Exercise aim: Return every line of the material exactly.

Records excerpted from a collection:

■ ■ ■ ■ ■

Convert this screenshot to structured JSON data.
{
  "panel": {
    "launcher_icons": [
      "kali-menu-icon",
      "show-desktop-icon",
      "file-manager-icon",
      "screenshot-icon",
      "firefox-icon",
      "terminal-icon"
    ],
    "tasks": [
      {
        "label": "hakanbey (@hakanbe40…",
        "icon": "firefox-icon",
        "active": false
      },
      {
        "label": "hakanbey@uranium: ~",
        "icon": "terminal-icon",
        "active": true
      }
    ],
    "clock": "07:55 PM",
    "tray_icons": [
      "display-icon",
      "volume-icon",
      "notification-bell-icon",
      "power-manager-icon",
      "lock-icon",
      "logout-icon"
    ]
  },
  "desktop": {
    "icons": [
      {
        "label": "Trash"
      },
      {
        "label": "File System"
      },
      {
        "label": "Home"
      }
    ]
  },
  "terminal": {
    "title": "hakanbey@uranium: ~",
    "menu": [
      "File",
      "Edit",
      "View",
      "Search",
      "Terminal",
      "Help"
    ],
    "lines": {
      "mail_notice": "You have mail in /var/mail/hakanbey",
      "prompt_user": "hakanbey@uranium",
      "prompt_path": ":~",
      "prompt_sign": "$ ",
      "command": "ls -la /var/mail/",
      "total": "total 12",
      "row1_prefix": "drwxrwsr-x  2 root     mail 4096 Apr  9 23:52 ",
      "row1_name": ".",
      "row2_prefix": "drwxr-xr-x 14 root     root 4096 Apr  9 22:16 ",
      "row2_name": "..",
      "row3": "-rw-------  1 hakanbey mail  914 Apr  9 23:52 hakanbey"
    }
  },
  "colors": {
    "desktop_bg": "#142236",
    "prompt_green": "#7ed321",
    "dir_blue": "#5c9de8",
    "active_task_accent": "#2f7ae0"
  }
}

■ ■ ■ ■ ■

Task output:
Convert this screenshot to structured JSON data.
{
  "panel": {
    "launcher_icons": [
      "kali-menu-icon",
      "show-desktop-icon",
      "file-manager-icon",
      "screenshot-icon",
      "firefox-icon",
      "terminal-icon"
    ],
    "tasks": [
      {
        "label": "hakanbey (@hakanbe40…",
        "icon": "firefox-icon",
        "active": false
      },
      {
        "label": "hakanbey@uranium: ~",
        "icon": "terminal-icon",
        "active": true
      }
    ],
    "clock": "07:55 PM",
    "tray_icons": [
      "display-icon",
      "volume-icon",
      "notification-bell-icon",
      "power-manager-icon",
      "lock-icon",
      "logout-icon"
    ]
  },
  "desktop": {
    "icons": [
      {
        "label": "Trash"
      },
      {
        "label": "File System"
      },
      {
        "label": "Home"
      }
    ]
  },
  "terminal": {
    "title": "hakanbey@uranium: ~",
    "menu": [
      "File",
      "Edit",
      "View",
      "Search",
      "Terminal",
      "Help"
    ],
    "lines": {
      "mail_notice": "You have mail in /var/mail/hakanbey",
      "prompt_user": "hakanbey@uranium",
      "prompt_path": ":~",
      "prompt_sign": "$ ",
      "command": "ls -la /var/mail/",
      "total": "total 12",
      "row1_prefix": "drwxrwsr-x  2 root     mail 4096 Apr  9 23:52 ",
      "row1_name": ".",
      "row2_prefix": "drwxr-xr-x 14 root     root 4096 Apr  9 22:16 ",
      "row2_name": "..",
      "row3": "-rw-------  1 hakanbey mail  914 Apr  9 23:52 hakanbey"
    }
  },
  "colors": {
    "desktop_bg": "#142236",
    "prompt_green": "#7ed321",
    "dir_blue": "#5c9de8",
    "active_task_accent": "#2f7ae0"
  }
}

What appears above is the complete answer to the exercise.